▶ **EXERCISE DESCRIPTION**
Examine the material below and count the lines that hold the word "Remote". Report only the number.

▶ **DATA TO USE**
=-=-=-=-=

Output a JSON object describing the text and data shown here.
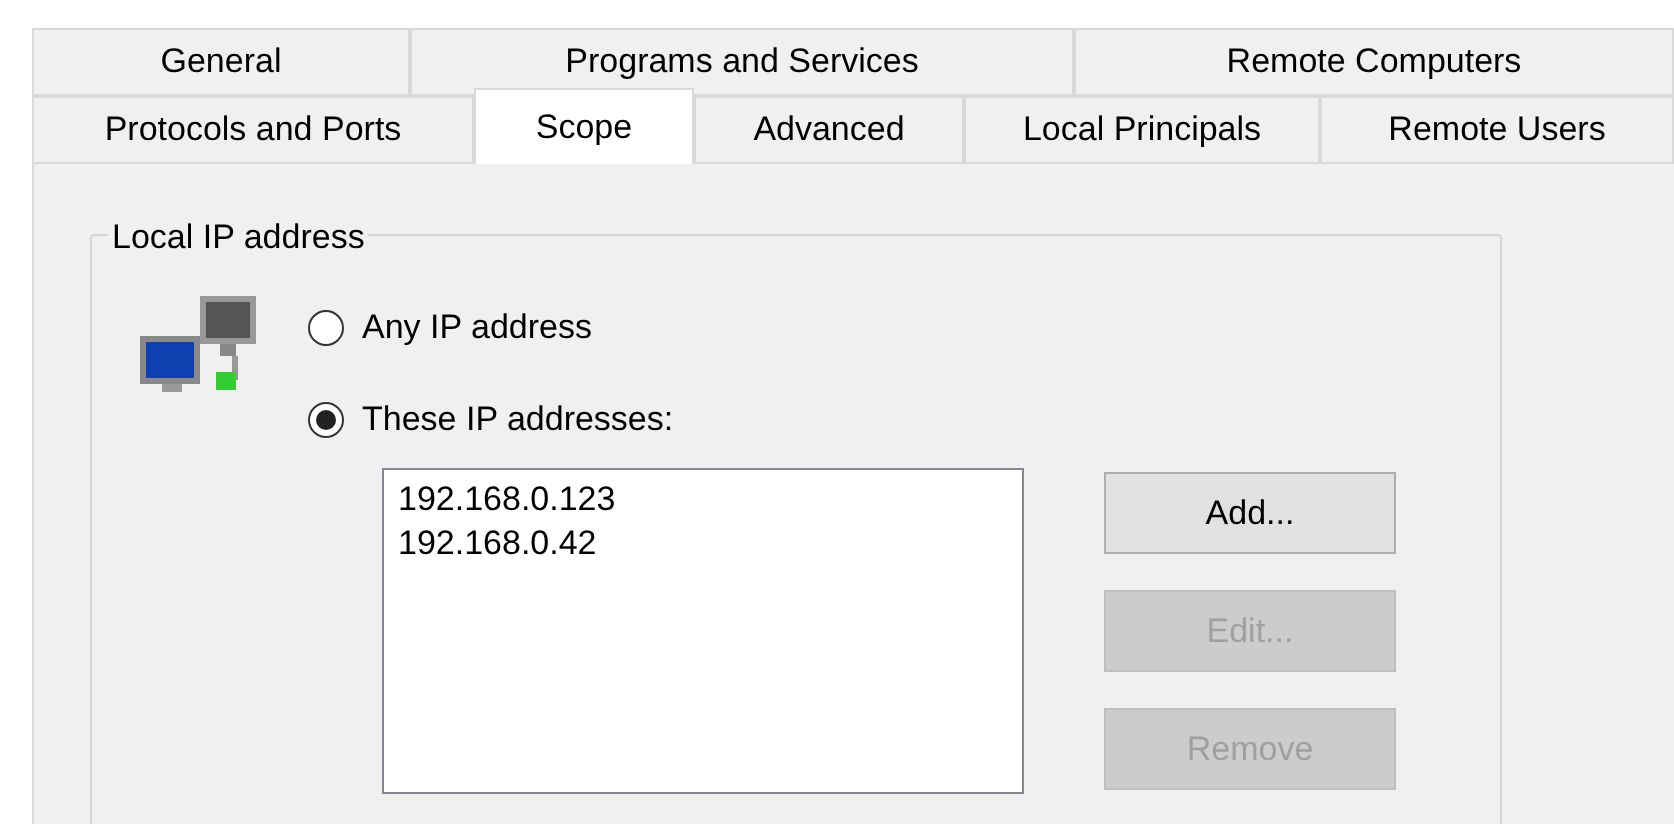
{
  "tabs": [
    [
      {
        "label": "General",
        "selected": false
      },
      {
        "label": "Programs and Services",
        "selected": false
      },
      {
        "label": "Remote Computers",
        "selected": false
      }
    ],
    [
      {
        "label": "Protocols and Ports",
        "selected": false
      },
      {
        "label": "Scope",
        "selected": true
      },
      {
        "label": "Advanced",
        "selected": false
      },
      {
        "label": "Local Principals",
        "selected": false
      },
      {
        "label": "Remote Users",
        "selected": false
      }
    ]
  ],
  "group": {
    "title": "Local IP address",
    "options": [
      {
        "label": "Any IP address",
        "selected": false
      },
      {
        "label": "These IP addresses:",
        "selected": true
      }
    ],
    "addresses": [
      "192.168.0.123",
      "192.168.0.42"
    ],
    "buttons": [
      {
        "label": "Add...",
        "disabled": false
      },
      {
        "label": "Edit...",
        "disabled": true
      },
      {
        "label": "Remove",
        "disabled": true
      }
    ]
  }
}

=-=-=-=-=

▶ **TASK RESULT**
2